-- start --

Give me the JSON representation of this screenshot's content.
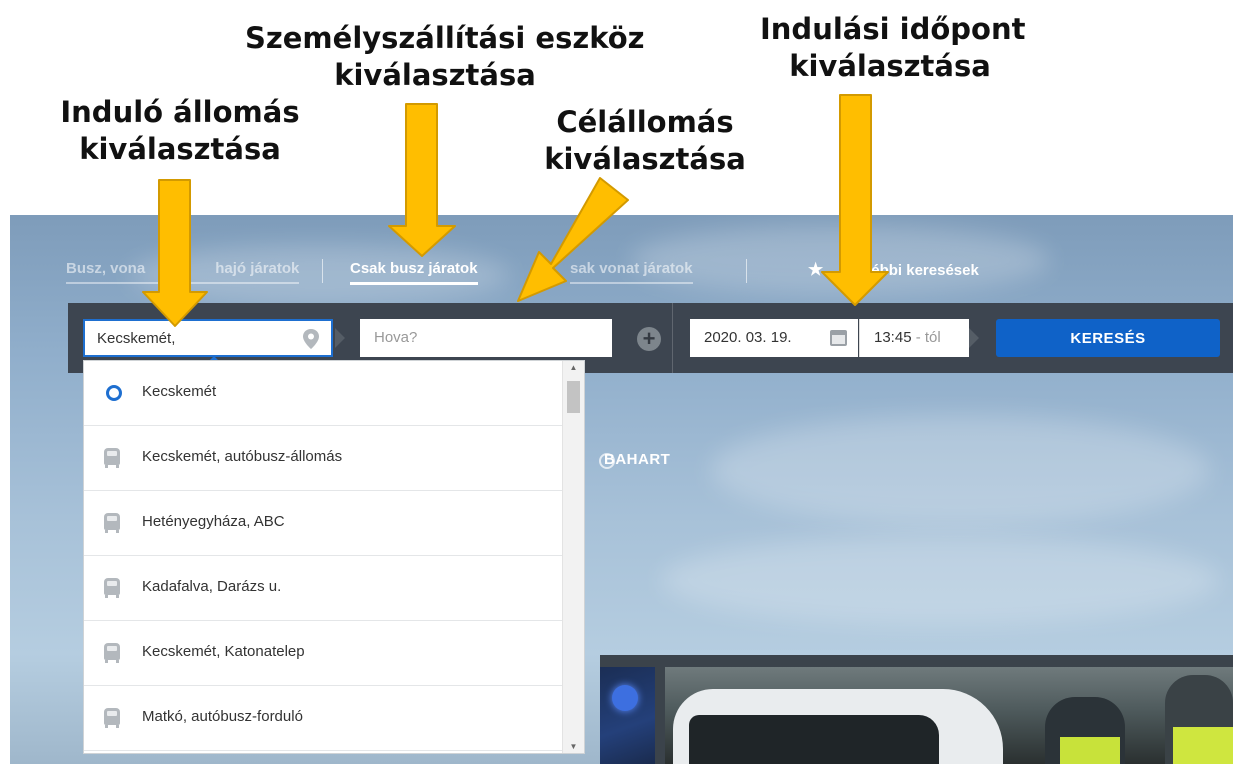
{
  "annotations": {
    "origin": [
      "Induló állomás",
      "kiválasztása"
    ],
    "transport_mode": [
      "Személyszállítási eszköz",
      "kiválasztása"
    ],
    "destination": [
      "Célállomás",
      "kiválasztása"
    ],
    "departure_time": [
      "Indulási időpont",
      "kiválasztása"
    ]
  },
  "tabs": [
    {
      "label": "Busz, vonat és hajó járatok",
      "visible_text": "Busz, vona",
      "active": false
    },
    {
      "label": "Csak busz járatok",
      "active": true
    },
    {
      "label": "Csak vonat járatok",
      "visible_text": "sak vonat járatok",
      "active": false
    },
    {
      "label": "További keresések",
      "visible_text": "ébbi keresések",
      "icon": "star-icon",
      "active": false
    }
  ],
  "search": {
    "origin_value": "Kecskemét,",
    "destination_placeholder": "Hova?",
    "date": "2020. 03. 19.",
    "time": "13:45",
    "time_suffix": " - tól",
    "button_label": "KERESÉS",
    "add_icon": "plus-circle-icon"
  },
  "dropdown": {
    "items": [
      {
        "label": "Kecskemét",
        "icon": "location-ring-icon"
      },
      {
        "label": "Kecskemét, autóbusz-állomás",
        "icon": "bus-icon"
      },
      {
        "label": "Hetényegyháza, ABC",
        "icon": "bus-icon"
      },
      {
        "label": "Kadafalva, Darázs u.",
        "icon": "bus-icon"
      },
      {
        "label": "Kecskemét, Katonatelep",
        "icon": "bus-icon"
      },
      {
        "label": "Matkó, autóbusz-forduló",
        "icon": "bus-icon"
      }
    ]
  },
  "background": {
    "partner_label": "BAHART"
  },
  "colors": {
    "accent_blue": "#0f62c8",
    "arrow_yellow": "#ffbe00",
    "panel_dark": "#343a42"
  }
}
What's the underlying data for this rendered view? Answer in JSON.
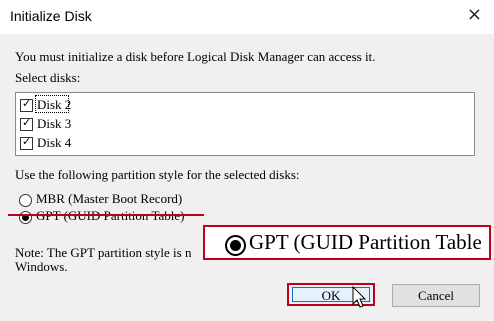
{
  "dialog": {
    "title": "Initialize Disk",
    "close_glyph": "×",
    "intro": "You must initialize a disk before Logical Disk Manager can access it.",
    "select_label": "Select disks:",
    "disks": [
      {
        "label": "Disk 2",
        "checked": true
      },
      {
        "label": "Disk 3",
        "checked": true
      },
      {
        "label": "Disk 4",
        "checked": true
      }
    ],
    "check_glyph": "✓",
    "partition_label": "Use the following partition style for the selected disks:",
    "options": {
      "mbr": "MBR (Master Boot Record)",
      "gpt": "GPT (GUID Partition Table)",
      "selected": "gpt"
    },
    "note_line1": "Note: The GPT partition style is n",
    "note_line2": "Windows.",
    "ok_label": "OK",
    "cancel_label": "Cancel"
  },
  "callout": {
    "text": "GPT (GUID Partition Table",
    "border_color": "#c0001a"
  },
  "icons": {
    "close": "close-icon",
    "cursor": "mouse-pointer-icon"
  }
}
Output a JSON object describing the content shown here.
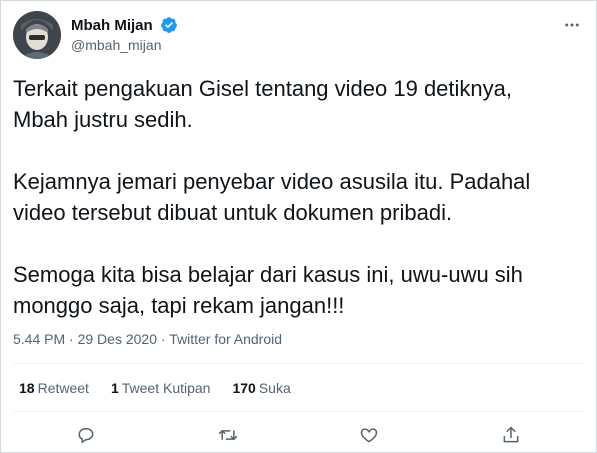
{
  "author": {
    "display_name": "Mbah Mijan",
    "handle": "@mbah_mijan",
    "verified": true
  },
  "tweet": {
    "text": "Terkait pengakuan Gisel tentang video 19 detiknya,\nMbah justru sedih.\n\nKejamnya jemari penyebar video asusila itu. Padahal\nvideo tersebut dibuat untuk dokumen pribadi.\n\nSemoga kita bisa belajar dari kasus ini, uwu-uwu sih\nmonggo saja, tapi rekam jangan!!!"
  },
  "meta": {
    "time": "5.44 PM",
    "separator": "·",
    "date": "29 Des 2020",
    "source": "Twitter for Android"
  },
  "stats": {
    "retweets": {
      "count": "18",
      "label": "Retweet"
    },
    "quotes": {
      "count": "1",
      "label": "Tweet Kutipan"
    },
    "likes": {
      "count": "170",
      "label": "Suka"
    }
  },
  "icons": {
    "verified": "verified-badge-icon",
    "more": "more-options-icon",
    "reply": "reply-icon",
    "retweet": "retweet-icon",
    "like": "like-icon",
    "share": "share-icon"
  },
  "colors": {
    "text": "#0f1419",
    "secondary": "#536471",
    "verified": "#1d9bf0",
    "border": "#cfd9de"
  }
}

-- end --

**Aim of the exercise**
Scan the records above for the string "disks", then select every line that holds it.

**Correct result**
    "select_label": "Select disks:",
    "disks": [
    "partition_label": "Use the following partition style for the selected disks:",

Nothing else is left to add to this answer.